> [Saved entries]
★ ★ ★
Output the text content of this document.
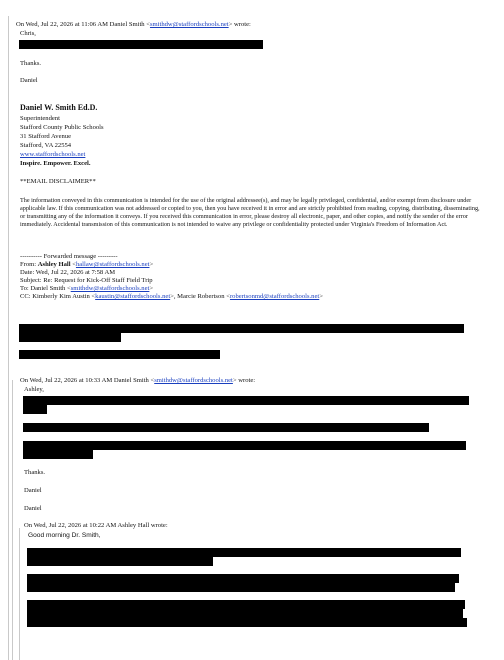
On Wed, Jul 22, 2026 at 11:06 AM Daniel Smith <smithdw@staffordschools.net> wrote:
Chris,
Thanks.
Daniel
Daniel W. Smith Ed.D.
Superintendent
Stafford County Public Schools
31 Stafford Avenue
Stafford, VA 22554
www.staffordschools.net
Inspire. Empower. Excel.
**EMAIL DISCLAIMER**
The information conveyed in this communication is intended for the use of the original addressee(s), and may be legally privileged, confidential, and/or exempt from disclosure under applicable law. If this communication was not addressed or copied to you, then you have received it in error and are strictly prohibited from reading, copying, distributing, disseminating, or transmitting any of the information it conveys. If you received this communication in error, please destroy all electronic, paper, and other copies, and notify the sender of the error immediately. Accidental transmission of this communication is not intended to waive any privilege or confidentiality protected under Virginia's Freedom of Information Act.
---------- Forwarded message ---------
From: Ashley Hall <hallaw@staffordschools.net>
Date: Wed, Jul 22, 2026 at 7:58 AM
Subject: Re: Request for Kick-Off Staff Field Trip
To: Daniel Smith <smithdw@staffordschools.net>
CC: Kimberly Kim Austin <kaustin@staffordschools.net>, Marcie Robertson <robertsonmd@staffordschools.net>
On Wed, Jul 22, 2026 at 10:33 AM Daniel Smith <smithdw@staffordschools.net> wrote:
Ashley,
Thanks.
Daniel
Daniel
On Wed, Jul 22, 2026 at 10:22 AM Ashley Hall wrote:
Good morning Dr. Smith,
★ ★ ★
> [TASK BRIEF] Using the records above, pull out each line where the word "Smith" occurs.

> [ANSWER TO THE EXERCISE]
On Wed, Jul 22, 2026 at 11:06 AM Daniel Smith <smithdw@staffordschools.net> wrote:
Daniel W. Smith Ed.D.
To: Daniel Smith <smithdw@staffordschools.net>
On Wed, Jul 22, 2026 at 10:33 AM Daniel Smith <smithdw@staffordschools.net> wrote:
Good morning Dr. Smith,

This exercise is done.